BEGIN Supplied entries
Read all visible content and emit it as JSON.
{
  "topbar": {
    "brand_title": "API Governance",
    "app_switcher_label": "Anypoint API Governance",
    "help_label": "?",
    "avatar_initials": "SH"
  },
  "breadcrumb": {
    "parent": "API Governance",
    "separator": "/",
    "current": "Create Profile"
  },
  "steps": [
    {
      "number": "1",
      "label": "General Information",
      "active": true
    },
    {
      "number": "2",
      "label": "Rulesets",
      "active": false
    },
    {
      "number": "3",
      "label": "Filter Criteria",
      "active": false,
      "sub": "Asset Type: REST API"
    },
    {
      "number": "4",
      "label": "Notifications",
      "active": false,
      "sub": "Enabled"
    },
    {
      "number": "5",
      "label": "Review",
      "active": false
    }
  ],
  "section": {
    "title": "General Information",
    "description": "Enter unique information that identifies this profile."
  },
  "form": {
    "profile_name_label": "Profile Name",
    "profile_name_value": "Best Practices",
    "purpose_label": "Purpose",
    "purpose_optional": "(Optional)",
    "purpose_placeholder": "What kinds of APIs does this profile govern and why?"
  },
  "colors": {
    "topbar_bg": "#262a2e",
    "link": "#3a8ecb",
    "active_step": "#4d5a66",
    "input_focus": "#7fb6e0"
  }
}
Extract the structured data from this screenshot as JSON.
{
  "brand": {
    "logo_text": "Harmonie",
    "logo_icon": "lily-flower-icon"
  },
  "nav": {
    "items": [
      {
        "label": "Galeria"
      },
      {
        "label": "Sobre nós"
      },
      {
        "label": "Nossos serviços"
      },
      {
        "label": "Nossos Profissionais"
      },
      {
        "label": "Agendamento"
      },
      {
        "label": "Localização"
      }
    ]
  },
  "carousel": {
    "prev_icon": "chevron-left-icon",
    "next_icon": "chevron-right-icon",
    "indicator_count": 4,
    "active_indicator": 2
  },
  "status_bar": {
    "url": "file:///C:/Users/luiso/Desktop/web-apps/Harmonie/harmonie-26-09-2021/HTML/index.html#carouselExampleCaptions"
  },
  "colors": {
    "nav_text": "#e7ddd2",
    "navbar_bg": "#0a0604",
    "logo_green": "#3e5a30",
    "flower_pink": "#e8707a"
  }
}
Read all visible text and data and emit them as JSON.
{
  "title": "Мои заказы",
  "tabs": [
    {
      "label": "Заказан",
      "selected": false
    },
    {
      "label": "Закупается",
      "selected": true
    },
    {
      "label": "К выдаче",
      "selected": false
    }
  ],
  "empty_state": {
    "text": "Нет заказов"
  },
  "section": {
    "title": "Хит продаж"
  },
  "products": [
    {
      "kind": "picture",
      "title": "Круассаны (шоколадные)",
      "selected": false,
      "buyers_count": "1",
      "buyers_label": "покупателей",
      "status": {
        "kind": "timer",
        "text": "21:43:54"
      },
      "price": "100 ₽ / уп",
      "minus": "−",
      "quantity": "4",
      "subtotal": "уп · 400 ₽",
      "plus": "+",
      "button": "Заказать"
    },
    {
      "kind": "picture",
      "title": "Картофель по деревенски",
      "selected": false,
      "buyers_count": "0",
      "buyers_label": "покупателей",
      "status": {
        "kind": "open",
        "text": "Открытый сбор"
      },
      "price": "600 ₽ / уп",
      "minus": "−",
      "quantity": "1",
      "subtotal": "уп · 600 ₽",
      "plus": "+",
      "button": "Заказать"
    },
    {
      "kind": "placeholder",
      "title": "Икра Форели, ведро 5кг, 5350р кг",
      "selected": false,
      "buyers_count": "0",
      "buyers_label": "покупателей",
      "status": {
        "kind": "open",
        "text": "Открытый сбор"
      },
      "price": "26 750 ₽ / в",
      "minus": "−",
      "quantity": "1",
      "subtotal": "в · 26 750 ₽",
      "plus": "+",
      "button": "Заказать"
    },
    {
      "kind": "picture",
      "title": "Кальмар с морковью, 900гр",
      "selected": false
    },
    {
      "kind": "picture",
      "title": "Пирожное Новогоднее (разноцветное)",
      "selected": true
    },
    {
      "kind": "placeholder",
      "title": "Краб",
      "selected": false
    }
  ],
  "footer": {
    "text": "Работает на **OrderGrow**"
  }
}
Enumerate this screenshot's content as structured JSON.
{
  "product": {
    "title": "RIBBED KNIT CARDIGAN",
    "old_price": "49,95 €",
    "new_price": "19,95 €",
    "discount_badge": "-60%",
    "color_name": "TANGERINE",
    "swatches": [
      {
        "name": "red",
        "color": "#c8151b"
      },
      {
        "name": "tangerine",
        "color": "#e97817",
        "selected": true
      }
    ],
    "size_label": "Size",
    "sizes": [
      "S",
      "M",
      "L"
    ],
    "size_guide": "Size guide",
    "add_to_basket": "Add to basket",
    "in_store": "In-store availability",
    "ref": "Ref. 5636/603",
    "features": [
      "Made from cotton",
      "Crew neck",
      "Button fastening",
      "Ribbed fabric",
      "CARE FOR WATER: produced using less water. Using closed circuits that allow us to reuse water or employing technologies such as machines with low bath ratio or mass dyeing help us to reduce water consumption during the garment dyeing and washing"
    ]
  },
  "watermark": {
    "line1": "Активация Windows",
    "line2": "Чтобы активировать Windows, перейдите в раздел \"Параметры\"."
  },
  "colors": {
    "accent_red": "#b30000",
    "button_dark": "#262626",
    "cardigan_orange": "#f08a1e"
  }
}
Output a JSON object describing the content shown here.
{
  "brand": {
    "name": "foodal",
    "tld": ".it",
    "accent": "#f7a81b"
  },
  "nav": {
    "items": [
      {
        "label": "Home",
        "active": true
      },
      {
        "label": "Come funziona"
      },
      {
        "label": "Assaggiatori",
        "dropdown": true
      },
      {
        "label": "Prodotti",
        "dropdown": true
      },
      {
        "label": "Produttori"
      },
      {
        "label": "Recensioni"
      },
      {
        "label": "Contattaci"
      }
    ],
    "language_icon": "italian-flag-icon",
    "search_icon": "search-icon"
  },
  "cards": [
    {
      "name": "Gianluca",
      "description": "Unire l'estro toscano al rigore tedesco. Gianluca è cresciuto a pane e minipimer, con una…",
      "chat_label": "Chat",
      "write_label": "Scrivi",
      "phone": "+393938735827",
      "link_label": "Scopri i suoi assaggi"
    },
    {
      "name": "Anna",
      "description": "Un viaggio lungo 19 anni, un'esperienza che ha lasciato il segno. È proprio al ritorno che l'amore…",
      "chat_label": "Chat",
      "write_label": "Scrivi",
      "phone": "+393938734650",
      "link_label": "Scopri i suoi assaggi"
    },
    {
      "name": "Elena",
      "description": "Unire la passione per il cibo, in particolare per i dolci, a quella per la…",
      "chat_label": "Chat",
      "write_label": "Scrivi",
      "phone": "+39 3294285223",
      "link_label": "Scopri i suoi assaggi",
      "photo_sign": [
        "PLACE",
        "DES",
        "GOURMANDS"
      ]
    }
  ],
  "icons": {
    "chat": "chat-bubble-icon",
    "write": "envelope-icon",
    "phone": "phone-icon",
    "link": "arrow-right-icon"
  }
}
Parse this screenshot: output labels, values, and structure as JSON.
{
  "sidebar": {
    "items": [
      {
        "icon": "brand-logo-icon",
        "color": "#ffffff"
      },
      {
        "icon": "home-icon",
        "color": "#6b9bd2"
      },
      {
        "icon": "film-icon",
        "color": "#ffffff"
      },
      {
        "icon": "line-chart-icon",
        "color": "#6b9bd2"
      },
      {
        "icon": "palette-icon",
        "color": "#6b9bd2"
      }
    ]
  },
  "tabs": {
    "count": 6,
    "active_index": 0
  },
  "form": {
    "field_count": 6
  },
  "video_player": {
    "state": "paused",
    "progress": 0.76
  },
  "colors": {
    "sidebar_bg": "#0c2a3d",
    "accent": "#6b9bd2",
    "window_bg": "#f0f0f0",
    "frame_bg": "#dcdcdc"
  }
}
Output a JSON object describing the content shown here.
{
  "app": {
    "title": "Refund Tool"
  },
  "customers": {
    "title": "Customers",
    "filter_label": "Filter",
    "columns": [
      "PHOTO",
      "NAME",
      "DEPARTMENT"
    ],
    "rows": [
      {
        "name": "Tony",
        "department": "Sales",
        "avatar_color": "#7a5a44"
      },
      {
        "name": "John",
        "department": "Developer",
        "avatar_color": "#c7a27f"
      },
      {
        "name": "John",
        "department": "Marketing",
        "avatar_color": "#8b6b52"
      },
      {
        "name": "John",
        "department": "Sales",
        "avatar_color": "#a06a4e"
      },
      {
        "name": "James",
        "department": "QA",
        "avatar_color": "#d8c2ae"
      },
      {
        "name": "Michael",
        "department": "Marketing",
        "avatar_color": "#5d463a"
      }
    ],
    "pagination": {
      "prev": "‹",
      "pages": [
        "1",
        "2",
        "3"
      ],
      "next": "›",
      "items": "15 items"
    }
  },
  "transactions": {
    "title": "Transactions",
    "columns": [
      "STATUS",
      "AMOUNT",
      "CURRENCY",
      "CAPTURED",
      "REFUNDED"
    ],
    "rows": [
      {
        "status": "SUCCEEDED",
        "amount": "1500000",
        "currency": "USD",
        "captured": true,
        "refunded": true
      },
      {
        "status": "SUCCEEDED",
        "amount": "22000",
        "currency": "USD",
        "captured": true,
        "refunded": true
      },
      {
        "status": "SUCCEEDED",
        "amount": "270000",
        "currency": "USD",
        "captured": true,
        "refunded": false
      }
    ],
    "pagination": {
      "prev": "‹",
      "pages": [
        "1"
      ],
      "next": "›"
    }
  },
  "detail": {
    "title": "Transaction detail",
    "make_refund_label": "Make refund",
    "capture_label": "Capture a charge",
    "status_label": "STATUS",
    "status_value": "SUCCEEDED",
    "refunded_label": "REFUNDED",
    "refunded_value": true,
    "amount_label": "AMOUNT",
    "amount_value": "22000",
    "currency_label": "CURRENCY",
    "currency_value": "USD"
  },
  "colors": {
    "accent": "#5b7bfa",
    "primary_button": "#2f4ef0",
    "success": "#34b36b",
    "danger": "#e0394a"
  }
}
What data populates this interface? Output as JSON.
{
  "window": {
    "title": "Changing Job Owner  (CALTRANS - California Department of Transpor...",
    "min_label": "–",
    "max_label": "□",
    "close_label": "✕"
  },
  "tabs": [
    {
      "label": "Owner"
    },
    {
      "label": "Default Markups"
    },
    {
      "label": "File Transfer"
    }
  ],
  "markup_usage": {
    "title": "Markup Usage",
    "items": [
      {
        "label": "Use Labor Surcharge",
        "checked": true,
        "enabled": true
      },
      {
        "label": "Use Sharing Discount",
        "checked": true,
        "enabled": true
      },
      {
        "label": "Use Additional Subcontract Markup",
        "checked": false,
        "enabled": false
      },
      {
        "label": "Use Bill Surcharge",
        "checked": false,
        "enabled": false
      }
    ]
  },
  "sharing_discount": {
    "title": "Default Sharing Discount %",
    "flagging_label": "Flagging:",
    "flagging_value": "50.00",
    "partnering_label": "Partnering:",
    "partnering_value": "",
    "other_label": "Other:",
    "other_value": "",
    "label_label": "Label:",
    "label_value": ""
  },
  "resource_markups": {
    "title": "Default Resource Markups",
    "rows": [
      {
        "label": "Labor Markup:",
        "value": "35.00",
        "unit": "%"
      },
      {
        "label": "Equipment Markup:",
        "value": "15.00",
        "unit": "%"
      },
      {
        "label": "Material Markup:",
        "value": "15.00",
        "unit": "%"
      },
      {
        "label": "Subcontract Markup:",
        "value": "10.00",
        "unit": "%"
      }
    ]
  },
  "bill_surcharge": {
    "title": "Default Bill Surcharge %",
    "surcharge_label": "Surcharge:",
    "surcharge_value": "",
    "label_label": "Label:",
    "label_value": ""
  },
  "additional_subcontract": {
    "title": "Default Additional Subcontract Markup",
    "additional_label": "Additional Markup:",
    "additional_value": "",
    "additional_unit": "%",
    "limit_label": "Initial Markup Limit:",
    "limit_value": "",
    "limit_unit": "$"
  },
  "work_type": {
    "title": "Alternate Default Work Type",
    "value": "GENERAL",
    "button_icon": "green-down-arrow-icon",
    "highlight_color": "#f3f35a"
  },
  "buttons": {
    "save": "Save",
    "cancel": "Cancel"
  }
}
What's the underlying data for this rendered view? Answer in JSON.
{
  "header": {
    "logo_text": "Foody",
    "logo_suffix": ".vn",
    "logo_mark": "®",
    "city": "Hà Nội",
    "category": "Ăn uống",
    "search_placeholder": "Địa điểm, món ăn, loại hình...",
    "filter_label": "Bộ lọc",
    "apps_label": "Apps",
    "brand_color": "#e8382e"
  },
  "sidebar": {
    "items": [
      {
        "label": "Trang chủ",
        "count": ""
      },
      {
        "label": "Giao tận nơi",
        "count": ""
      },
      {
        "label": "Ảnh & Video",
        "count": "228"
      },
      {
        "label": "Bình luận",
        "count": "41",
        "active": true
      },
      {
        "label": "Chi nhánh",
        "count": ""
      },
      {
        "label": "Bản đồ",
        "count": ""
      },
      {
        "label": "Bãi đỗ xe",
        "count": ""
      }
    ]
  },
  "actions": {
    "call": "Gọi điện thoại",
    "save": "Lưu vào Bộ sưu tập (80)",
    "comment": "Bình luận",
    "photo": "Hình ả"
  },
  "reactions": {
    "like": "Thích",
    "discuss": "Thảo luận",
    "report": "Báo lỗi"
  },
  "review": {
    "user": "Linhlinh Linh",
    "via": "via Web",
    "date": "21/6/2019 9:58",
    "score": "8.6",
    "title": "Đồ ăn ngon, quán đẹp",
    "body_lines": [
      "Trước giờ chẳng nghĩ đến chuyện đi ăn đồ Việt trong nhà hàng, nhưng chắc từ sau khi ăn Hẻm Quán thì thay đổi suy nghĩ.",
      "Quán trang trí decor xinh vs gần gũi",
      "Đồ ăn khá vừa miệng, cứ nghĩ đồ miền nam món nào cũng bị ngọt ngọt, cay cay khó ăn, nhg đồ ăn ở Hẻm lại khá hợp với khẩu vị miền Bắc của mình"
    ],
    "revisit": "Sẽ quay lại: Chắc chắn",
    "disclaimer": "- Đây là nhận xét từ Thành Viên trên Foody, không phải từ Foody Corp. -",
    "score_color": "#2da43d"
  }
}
END Supplied entries
▸ **Do this**: Calculate how many lines of the material include the string "Owner", and state that number by itself.

▸ **Answer to the problem**: 2